● STATED GOAL
The records should be repeated word for word, pictures excluded.

Collected data entries:
##############################

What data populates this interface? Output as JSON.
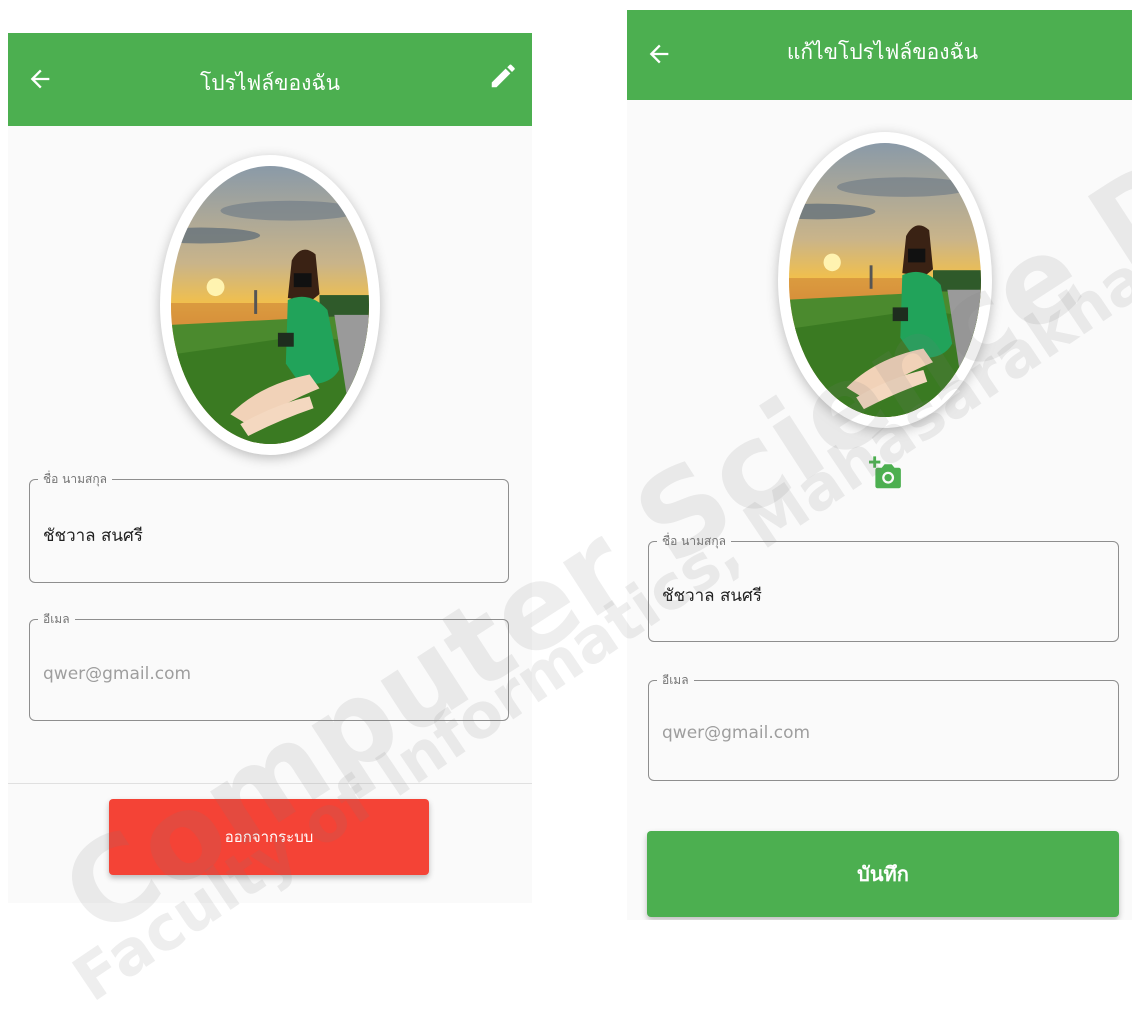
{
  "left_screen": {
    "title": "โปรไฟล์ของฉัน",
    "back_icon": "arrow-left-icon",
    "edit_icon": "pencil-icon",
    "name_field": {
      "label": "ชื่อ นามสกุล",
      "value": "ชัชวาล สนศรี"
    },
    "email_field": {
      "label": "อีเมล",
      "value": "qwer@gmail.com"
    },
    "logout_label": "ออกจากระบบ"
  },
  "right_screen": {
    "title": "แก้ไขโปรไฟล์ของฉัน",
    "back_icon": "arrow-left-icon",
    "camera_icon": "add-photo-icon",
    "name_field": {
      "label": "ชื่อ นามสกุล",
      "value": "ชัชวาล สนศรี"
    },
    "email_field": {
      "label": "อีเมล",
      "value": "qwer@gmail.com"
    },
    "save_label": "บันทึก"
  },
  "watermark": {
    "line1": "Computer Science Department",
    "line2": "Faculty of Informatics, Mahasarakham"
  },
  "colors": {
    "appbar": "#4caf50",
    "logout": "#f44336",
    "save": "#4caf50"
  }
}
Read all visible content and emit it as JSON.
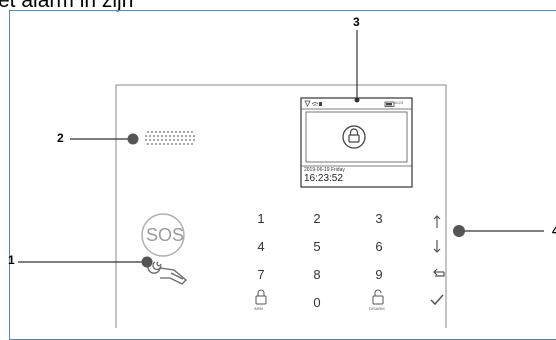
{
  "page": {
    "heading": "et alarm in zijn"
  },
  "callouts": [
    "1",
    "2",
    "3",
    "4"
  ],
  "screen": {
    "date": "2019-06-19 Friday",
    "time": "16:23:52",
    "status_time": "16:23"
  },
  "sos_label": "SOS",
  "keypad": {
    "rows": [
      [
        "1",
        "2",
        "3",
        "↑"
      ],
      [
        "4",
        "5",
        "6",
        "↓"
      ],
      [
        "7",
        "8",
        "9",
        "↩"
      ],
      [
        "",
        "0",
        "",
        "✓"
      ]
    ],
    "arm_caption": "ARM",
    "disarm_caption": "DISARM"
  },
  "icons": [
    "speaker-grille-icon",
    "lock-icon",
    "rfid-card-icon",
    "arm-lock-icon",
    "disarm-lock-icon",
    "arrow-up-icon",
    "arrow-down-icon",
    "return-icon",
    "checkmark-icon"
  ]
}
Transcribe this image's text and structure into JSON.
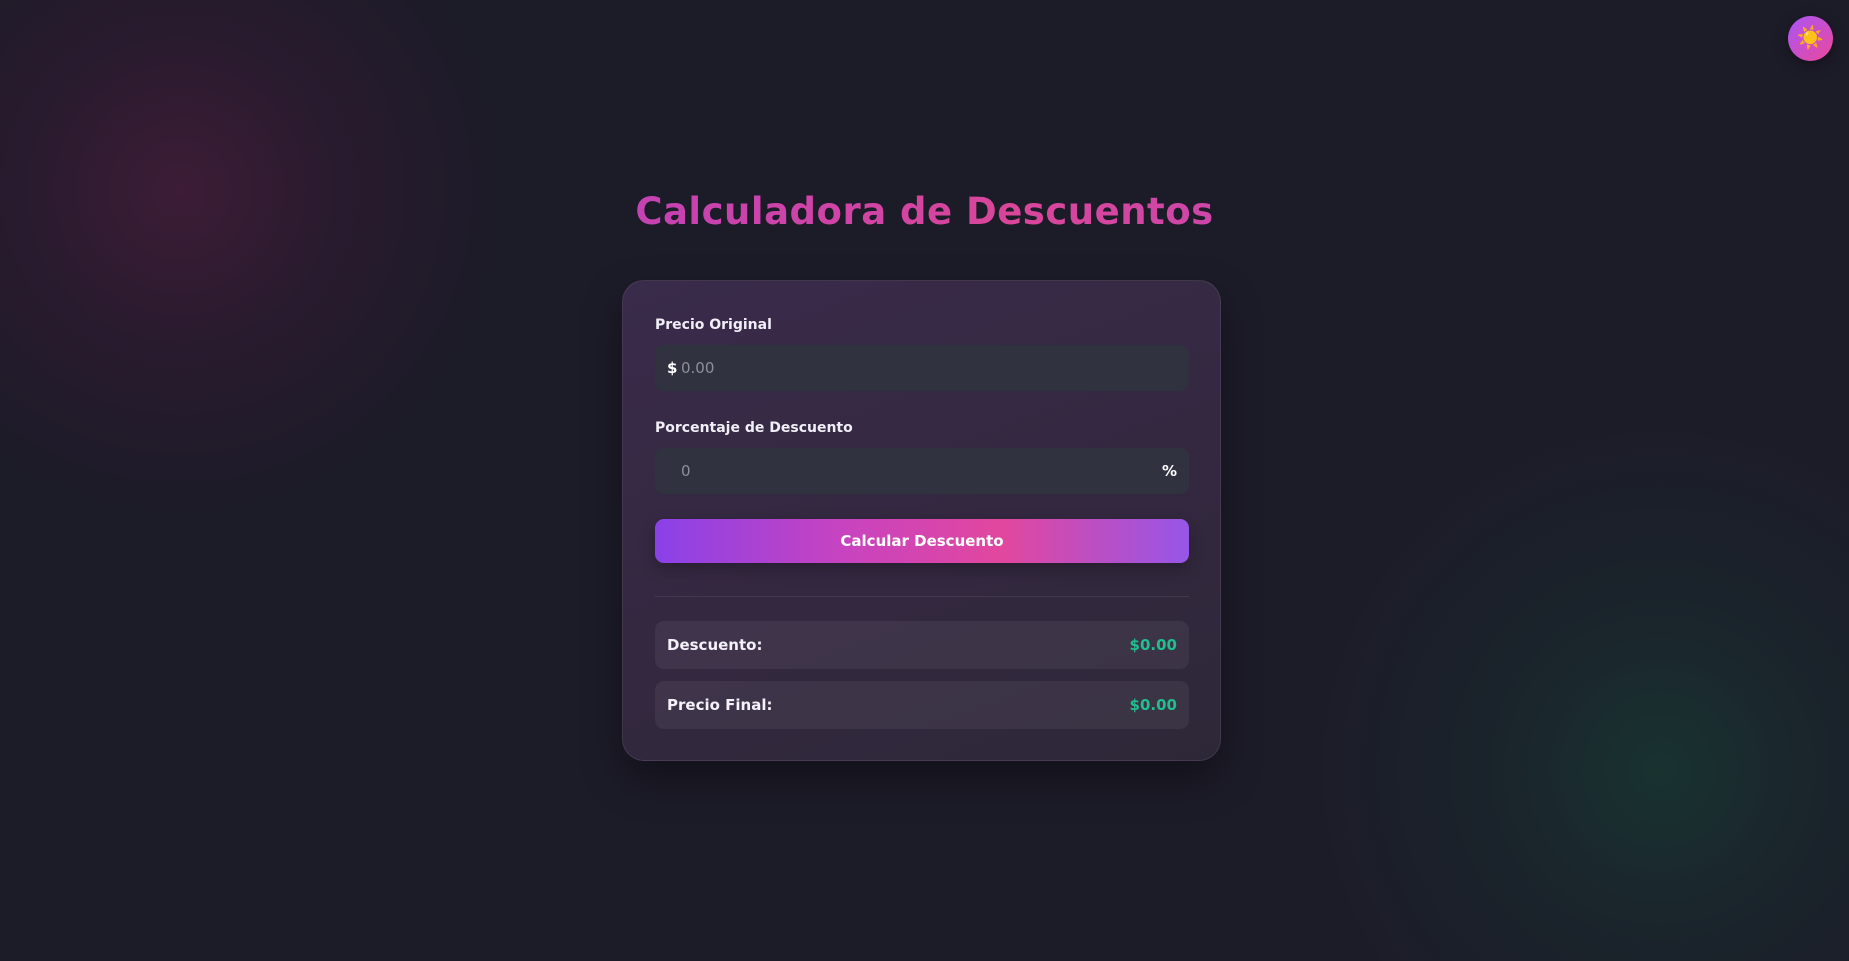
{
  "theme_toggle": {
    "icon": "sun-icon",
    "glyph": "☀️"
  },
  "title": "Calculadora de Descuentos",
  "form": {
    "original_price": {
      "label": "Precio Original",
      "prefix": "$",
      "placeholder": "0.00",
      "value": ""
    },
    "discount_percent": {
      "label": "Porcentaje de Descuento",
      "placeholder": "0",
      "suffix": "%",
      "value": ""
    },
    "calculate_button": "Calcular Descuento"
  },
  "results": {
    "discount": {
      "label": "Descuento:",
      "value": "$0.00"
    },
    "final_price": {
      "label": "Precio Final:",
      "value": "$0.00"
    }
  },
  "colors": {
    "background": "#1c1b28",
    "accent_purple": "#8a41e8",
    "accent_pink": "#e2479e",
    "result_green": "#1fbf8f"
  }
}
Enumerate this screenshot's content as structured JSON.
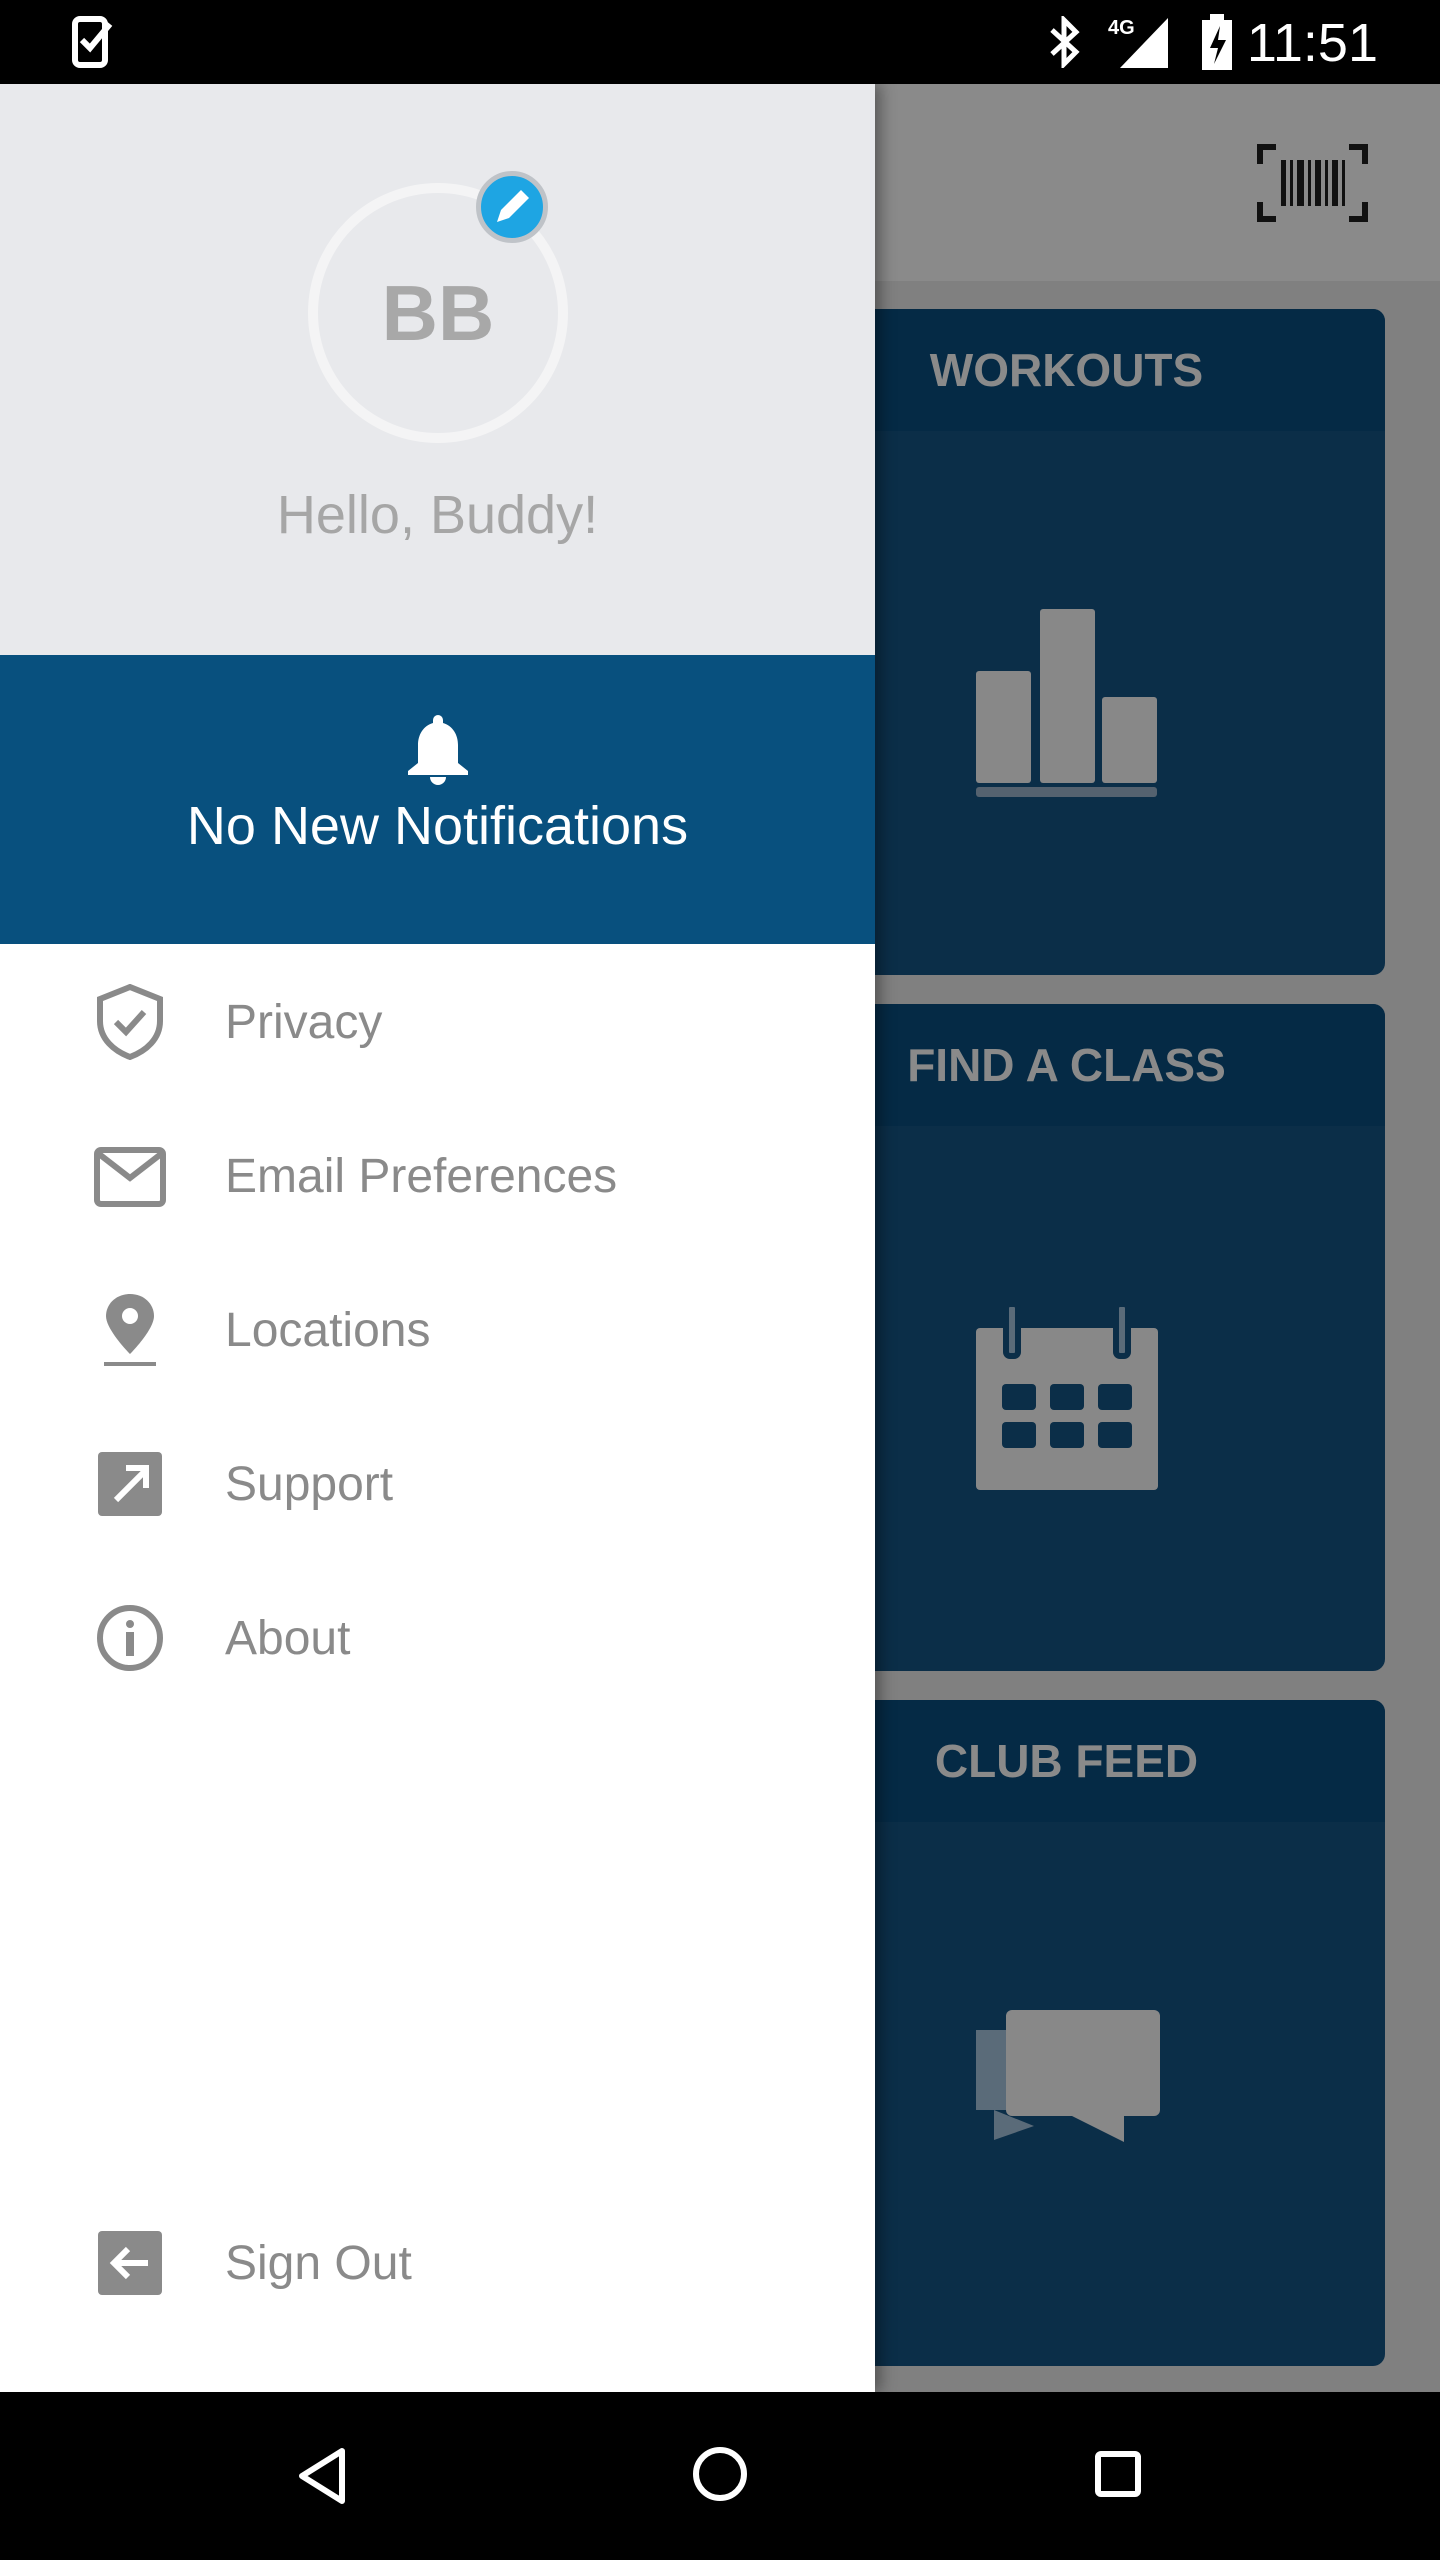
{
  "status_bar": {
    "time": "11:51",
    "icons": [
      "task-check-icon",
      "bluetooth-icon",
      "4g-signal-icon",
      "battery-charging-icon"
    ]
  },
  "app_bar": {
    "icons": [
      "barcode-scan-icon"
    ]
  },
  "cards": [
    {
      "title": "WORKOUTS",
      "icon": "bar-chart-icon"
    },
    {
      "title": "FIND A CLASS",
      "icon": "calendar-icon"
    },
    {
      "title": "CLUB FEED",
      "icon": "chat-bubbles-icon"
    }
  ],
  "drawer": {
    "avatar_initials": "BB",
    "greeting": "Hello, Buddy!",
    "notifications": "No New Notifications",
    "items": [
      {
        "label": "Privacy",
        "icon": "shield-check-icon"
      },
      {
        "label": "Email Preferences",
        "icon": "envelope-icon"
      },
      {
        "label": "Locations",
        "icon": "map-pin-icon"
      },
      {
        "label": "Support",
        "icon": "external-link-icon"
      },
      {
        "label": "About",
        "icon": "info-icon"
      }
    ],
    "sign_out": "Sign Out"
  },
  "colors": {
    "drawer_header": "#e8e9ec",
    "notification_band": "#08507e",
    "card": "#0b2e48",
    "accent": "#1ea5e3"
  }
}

##############################

● FINISHED TASK
What data populates this interface? Output as JSON.
{
  "left_screen": {
    "title": "โปรไฟล์ของฉัน",
    "back_icon": "arrow-left-icon",
    "edit_icon": "pencil-icon",
    "name_field": {
      "label": "ชื่อ นามสกุล",
      "value": "ชัชวาล สนศรี"
    },
    "email_field": {
      "label": "อีเมล",
      "value": "qwer@gmail.com"
    },
    "logout_label": "ออกจากระบบ"
  },
  "right_screen": {
    "title": "แก้ไขโปรไฟล์ของฉัน",
    "back_icon": "arrow-left-icon",
    "camera_icon": "add-photo-icon",
    "name_field": {
      "label": "ชื่อ นามสกุล",
      "value": "ชัชวาล สนศรี"
    },
    "email_field": {
      "label": "อีเมล",
      "value": "qwer@gmail.com"
    },
    "save_label": "บันทึก"
  },
  "watermark": {
    "line1": "Computer Science Department",
    "line2": "Faculty of Informatics, Mahasarakham"
  },
  "colors": {
    "appbar": "#4caf50",
    "logout": "#f44336",
    "save": "#4caf50"
  }
}
Read all visible content and emit it as JSON.
{
  "page": {
    "heading": "et alarm in zijn"
  },
  "callouts": [
    "1",
    "2",
    "3",
    "4"
  ],
  "screen": {
    "date": "2019-06-19 Friday",
    "time": "16:23:52",
    "status_time": "16:23"
  },
  "sos_label": "SOS",
  "keypad": {
    "rows": [
      [
        "1",
        "2",
        "3",
        "↑"
      ],
      [
        "4",
        "5",
        "6",
        "↓"
      ],
      [
        "7",
        "8",
        "9",
        "↩"
      ],
      [
        "",
        "0",
        "",
        "✓"
      ]
    ],
    "arm_caption": "ARM",
    "disarm_caption": "DISARM"
  },
  "icons": [
    "speaker-grille-icon",
    "lock-icon",
    "rfid-card-icon",
    "arm-lock-icon",
    "disarm-lock-icon",
    "arrow-up-icon",
    "arrow-down-icon",
    "return-icon",
    "checkmark-icon"
  ]
}
Transcribe this image's text and structure into JSON.
{
  "theme_toggle": {
    "icon": "sun-icon",
    "glyph": "☀️"
  },
  "title": "Calculadora de Descuentos",
  "form": {
    "original_price": {
      "label": "Precio Original",
      "prefix": "$",
      "placeholder": "0.00",
      "value": ""
    },
    "discount_percent": {
      "label": "Porcentaje de Descuento",
      "placeholder": "0",
      "suffix": "%",
      "value": ""
    },
    "calculate_button": "Calcular Descuento"
  },
  "results": {
    "discount": {
      "label": "Descuento:",
      "value": "$0.00"
    },
    "final_price": {
      "label": "Precio Final:",
      "value": "$0.00"
    }
  },
  "colors": {
    "background": "#1c1b28",
    "accent_purple": "#8a41e8",
    "accent_pink": "#e2479e",
    "result_green": "#1fbf8f"
  }
}
Enumerate this screenshot's content as structured JSON.
{
  "status_bar": {
    "time": "11:51",
    "icons": [
      "task-check-icon",
      "bluetooth-icon",
      "4g-signal-icon",
      "battery-charging-icon"
    ]
  },
  "app_bar": {
    "icons": [
      "barcode-scan-icon"
    ]
  },
  "cards": [
    {
      "title": "WORKOUTS",
      "icon": "bar-chart-icon"
    },
    {
      "title": "FIND A CLASS",
      "icon": "calendar-icon"
    },
    {
      "title": "CLUB FEED",
      "icon": "chat-bubbles-icon"
    }
  ],
  "drawer": {
    "avatar_initials": "BB",
    "greeting": "Hello, Buddy!",
    "notifications": "No New Notifications",
    "items": [
      {
        "label": "Privacy",
        "icon": "shield-check-icon"
      },
      {
        "label": "Email Preferences",
        "icon": "envelope-icon"
      },
      {
        "label": "Locations",
        "icon": "map-pin-icon"
      },
      {
        "label": "Support",
        "icon": "external-link-icon"
      },
      {
        "label": "About",
        "icon": "info-icon"
      }
    ],
    "sign_out": "Sign Out"
  },
  "colors": {
    "drawer_header": "#e8e9ec",
    "notification_band": "#08507e",
    "card": "#0b2e48",
    "accent": "#1ea5e3"
  }
}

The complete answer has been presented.